* Records for processing:
====================

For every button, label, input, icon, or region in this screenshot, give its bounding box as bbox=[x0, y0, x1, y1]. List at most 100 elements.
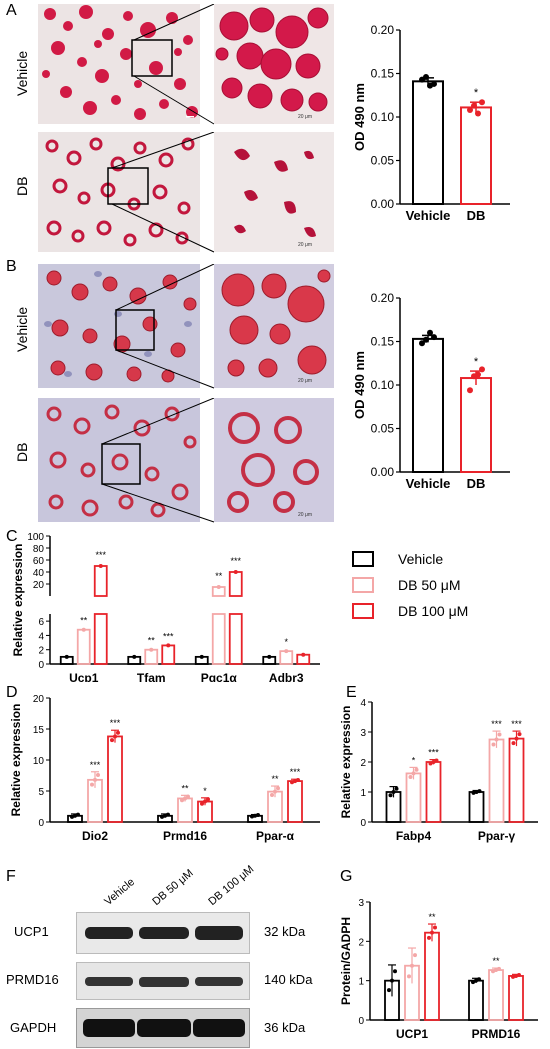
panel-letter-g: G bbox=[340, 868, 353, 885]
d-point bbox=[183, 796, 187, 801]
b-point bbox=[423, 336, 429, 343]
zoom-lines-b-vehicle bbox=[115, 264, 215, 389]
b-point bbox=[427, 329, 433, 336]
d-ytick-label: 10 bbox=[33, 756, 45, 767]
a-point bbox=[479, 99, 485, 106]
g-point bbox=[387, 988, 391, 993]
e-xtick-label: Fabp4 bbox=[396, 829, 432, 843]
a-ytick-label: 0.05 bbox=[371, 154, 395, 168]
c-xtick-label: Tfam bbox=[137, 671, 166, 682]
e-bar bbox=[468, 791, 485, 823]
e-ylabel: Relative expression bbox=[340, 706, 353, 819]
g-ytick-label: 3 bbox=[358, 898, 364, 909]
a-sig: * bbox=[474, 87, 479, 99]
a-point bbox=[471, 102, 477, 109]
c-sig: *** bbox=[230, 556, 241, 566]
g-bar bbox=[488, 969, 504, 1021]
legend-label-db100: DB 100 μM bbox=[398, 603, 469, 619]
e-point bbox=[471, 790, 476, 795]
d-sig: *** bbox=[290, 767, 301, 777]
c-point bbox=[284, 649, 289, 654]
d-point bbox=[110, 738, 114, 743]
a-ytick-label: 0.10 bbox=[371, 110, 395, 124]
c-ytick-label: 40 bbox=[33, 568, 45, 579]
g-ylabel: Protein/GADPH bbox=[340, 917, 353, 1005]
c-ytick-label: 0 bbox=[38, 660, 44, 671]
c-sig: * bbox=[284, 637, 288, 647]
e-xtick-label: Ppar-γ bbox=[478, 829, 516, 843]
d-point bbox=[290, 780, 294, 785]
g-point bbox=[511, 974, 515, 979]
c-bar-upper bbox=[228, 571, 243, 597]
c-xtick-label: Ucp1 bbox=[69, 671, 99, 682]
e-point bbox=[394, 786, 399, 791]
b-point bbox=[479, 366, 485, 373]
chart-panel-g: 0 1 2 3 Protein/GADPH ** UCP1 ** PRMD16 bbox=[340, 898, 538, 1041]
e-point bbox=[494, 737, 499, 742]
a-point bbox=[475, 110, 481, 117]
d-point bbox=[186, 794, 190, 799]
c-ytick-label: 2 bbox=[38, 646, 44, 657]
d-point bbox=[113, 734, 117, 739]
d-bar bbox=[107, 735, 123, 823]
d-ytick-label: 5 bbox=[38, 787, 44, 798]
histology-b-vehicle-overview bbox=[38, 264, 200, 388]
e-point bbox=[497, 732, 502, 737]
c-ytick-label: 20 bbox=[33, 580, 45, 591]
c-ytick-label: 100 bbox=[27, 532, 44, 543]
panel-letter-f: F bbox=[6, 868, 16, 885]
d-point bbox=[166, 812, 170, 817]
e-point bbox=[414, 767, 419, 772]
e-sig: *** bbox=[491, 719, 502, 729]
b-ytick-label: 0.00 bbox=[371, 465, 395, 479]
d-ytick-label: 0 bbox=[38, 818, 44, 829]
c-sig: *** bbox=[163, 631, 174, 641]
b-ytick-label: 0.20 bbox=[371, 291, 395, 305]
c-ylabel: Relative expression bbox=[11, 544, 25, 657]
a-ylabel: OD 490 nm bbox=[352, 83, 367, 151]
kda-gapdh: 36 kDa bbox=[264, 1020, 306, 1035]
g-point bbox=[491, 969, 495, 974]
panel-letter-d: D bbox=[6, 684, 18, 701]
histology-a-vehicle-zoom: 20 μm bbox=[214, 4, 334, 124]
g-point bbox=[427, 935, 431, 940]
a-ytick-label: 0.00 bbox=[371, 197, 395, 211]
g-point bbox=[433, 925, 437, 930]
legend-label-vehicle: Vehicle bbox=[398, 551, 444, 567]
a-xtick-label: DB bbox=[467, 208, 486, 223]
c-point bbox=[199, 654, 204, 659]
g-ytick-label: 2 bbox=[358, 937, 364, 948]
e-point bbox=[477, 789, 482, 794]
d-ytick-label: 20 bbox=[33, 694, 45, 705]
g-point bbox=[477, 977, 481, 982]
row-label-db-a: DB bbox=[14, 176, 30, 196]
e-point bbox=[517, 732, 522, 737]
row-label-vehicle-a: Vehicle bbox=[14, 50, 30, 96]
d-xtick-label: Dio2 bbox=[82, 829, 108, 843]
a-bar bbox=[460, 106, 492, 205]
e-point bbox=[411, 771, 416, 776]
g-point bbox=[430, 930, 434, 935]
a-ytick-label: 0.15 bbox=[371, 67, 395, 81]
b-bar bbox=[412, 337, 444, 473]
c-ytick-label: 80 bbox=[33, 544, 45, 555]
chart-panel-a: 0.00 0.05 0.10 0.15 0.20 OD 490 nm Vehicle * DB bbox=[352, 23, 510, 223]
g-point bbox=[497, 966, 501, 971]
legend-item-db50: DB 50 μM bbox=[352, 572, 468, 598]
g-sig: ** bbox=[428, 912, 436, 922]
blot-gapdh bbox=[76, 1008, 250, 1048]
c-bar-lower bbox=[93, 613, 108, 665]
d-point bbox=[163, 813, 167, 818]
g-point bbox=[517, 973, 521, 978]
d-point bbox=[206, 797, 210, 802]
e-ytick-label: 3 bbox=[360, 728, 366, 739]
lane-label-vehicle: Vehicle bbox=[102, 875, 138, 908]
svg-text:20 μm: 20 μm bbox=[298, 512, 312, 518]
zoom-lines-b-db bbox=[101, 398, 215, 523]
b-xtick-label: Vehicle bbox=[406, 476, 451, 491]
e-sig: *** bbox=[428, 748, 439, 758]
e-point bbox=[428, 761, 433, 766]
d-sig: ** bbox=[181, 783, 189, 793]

====================

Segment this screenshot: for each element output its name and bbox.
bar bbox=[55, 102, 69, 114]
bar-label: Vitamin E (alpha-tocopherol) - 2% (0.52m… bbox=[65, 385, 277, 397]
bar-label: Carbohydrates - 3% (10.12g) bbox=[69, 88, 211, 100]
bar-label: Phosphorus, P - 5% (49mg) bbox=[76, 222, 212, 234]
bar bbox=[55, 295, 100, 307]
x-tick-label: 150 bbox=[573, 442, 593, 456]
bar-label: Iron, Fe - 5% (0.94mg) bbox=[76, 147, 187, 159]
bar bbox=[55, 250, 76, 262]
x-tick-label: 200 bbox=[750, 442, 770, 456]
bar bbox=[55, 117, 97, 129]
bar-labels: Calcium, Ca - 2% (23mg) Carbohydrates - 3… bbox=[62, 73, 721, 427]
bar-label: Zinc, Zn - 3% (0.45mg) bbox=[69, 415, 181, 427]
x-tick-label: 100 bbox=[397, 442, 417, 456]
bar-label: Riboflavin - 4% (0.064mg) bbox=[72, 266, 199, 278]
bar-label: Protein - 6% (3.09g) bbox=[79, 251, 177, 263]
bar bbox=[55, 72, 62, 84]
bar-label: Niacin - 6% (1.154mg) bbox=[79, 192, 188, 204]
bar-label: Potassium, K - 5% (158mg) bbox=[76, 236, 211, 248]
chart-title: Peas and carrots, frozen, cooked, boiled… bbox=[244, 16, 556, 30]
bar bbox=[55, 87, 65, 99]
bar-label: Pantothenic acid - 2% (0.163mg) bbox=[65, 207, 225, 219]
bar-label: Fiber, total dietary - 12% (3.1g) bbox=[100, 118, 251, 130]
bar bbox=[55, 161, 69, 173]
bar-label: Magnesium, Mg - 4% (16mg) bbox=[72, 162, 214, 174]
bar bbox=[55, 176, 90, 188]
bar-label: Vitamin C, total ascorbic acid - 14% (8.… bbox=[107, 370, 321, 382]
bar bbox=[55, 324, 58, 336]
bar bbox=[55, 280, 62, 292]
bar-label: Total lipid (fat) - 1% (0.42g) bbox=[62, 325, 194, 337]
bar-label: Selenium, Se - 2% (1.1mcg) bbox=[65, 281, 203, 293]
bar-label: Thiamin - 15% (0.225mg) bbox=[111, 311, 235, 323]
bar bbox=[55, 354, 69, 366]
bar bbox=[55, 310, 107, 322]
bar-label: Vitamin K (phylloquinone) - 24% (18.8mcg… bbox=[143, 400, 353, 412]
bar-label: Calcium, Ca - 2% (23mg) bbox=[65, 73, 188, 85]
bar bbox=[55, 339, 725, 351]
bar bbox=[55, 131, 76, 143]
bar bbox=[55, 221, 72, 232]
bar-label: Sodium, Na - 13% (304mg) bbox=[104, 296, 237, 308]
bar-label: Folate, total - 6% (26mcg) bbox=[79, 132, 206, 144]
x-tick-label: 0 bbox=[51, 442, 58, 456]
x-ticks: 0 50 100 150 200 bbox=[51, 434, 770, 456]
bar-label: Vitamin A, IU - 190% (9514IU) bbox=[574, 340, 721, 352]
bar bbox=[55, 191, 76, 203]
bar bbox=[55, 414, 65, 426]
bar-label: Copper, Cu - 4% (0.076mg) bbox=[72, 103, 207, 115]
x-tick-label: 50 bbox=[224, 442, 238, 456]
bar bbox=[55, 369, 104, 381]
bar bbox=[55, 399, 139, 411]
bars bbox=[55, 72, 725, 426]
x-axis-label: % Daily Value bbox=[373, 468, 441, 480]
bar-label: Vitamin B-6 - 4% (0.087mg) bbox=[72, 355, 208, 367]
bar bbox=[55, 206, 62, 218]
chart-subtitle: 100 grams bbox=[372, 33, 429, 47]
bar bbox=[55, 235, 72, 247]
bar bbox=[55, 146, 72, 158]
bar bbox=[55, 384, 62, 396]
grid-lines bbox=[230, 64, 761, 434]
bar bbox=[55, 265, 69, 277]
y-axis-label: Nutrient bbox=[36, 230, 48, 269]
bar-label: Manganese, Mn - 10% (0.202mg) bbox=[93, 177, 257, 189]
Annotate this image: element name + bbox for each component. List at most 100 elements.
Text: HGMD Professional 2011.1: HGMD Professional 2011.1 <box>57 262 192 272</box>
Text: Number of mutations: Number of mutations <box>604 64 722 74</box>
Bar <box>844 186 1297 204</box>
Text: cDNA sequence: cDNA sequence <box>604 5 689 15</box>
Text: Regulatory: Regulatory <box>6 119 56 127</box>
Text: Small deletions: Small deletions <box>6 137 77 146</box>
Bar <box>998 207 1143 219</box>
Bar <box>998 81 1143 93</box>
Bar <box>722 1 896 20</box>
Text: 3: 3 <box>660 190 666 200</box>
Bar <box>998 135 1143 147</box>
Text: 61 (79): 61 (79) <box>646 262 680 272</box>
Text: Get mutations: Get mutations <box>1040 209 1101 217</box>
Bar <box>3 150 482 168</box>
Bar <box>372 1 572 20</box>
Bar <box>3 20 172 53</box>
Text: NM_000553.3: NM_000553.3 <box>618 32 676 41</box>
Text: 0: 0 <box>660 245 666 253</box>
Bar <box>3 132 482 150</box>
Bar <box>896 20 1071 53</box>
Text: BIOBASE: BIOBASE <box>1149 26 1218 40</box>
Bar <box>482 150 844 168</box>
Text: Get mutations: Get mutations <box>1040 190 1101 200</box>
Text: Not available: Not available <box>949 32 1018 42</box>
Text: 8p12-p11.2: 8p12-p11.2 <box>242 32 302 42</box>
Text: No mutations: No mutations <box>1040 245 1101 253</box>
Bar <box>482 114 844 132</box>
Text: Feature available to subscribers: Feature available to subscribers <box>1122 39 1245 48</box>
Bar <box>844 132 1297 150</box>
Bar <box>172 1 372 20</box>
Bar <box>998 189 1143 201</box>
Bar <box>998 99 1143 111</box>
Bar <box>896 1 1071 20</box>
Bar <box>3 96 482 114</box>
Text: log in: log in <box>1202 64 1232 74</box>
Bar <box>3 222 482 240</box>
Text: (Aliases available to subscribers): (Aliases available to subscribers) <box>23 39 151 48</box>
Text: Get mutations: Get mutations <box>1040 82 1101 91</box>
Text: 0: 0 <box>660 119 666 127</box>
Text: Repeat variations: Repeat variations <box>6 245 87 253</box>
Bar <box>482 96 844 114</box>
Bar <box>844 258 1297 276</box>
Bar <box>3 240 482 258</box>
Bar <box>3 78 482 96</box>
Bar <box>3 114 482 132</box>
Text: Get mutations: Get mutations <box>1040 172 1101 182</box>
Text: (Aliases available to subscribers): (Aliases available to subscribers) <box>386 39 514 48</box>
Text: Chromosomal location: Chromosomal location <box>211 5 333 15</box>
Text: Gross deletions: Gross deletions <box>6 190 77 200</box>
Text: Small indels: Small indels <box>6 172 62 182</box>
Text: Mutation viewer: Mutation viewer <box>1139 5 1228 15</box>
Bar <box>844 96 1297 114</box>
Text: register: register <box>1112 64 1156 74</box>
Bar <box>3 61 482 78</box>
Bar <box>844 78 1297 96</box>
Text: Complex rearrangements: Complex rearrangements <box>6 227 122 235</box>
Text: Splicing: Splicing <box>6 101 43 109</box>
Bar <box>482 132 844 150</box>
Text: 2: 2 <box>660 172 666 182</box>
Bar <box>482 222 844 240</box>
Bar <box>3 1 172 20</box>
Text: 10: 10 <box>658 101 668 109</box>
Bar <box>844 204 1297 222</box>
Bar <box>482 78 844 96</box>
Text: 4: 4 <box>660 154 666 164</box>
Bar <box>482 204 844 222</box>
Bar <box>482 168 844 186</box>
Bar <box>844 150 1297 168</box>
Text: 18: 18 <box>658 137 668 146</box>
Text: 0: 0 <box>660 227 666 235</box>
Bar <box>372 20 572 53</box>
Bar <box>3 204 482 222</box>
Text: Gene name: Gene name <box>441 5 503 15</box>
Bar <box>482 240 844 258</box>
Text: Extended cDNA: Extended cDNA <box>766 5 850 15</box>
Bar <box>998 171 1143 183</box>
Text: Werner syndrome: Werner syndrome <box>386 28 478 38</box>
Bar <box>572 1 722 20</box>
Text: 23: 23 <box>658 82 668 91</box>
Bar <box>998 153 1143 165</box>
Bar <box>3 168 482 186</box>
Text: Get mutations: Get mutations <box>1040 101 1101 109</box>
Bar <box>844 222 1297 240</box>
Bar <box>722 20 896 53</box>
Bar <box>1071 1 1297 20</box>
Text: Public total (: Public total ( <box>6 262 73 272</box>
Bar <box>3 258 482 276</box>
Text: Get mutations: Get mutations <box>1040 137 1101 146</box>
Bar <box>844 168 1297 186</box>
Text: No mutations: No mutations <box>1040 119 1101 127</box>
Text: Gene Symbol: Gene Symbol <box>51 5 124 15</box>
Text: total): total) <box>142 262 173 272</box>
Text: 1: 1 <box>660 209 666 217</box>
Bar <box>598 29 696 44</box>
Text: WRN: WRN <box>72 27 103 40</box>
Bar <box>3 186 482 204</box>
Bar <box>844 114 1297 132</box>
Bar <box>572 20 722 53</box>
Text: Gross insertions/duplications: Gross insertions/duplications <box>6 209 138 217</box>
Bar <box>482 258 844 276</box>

====================

Show, from the entries above, every line that includes the string "each".

Segment this screenshot: for each element output its name and bbox.
Annotate this image: element name + bbox for each component. List at most 100 elements.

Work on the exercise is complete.